▶ _DATA EXTRACT_
[start]
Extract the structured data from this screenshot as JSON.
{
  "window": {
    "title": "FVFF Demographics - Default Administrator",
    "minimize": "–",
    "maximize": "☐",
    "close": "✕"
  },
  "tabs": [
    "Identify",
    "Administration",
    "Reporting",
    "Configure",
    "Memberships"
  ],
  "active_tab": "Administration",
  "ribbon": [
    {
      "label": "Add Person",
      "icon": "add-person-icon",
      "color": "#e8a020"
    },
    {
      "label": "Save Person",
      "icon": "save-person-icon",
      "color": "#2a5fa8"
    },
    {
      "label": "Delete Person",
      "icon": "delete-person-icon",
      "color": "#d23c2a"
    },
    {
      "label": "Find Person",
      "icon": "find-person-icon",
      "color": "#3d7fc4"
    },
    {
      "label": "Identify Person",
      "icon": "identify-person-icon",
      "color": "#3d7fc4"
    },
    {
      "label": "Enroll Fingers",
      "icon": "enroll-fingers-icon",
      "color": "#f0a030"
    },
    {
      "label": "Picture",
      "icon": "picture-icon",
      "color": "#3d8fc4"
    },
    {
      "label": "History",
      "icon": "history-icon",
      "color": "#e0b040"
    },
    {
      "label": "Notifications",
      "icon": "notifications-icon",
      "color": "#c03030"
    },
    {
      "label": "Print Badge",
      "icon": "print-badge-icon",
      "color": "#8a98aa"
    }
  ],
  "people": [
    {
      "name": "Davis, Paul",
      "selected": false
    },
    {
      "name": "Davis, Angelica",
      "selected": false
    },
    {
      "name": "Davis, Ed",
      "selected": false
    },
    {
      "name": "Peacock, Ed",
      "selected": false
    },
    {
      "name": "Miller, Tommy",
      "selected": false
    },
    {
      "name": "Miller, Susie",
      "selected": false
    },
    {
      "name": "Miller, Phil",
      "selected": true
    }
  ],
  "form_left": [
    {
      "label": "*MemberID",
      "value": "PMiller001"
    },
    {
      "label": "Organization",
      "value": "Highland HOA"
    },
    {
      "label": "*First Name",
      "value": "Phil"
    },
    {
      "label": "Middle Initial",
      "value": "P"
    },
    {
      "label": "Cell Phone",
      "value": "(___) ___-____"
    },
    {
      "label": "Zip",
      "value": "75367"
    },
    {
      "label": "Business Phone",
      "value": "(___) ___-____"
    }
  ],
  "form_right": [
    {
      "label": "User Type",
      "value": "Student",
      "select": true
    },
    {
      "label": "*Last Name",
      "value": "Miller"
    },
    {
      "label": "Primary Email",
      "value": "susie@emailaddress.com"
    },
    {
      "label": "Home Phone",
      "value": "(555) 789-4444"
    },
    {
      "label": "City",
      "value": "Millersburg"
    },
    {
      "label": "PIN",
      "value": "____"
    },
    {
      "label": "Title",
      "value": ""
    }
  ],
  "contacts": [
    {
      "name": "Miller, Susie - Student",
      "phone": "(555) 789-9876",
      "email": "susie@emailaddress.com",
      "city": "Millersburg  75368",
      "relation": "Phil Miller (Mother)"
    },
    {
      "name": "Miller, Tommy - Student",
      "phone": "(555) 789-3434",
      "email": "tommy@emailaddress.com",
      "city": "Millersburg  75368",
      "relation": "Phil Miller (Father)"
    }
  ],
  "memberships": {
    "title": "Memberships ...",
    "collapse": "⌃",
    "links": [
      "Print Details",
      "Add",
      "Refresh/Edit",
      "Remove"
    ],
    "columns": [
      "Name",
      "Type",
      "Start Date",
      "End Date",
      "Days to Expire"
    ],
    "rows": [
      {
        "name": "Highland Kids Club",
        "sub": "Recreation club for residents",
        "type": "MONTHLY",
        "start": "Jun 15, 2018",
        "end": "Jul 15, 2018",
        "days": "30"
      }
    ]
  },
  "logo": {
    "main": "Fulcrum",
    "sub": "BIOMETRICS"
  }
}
[end]
▶ _PROBLEM_
Copy out every line of the listing that includes the string "Highland".

▶ _REPLY_
      "value": "Highland HOA"
        "name": "Highland Kids Club",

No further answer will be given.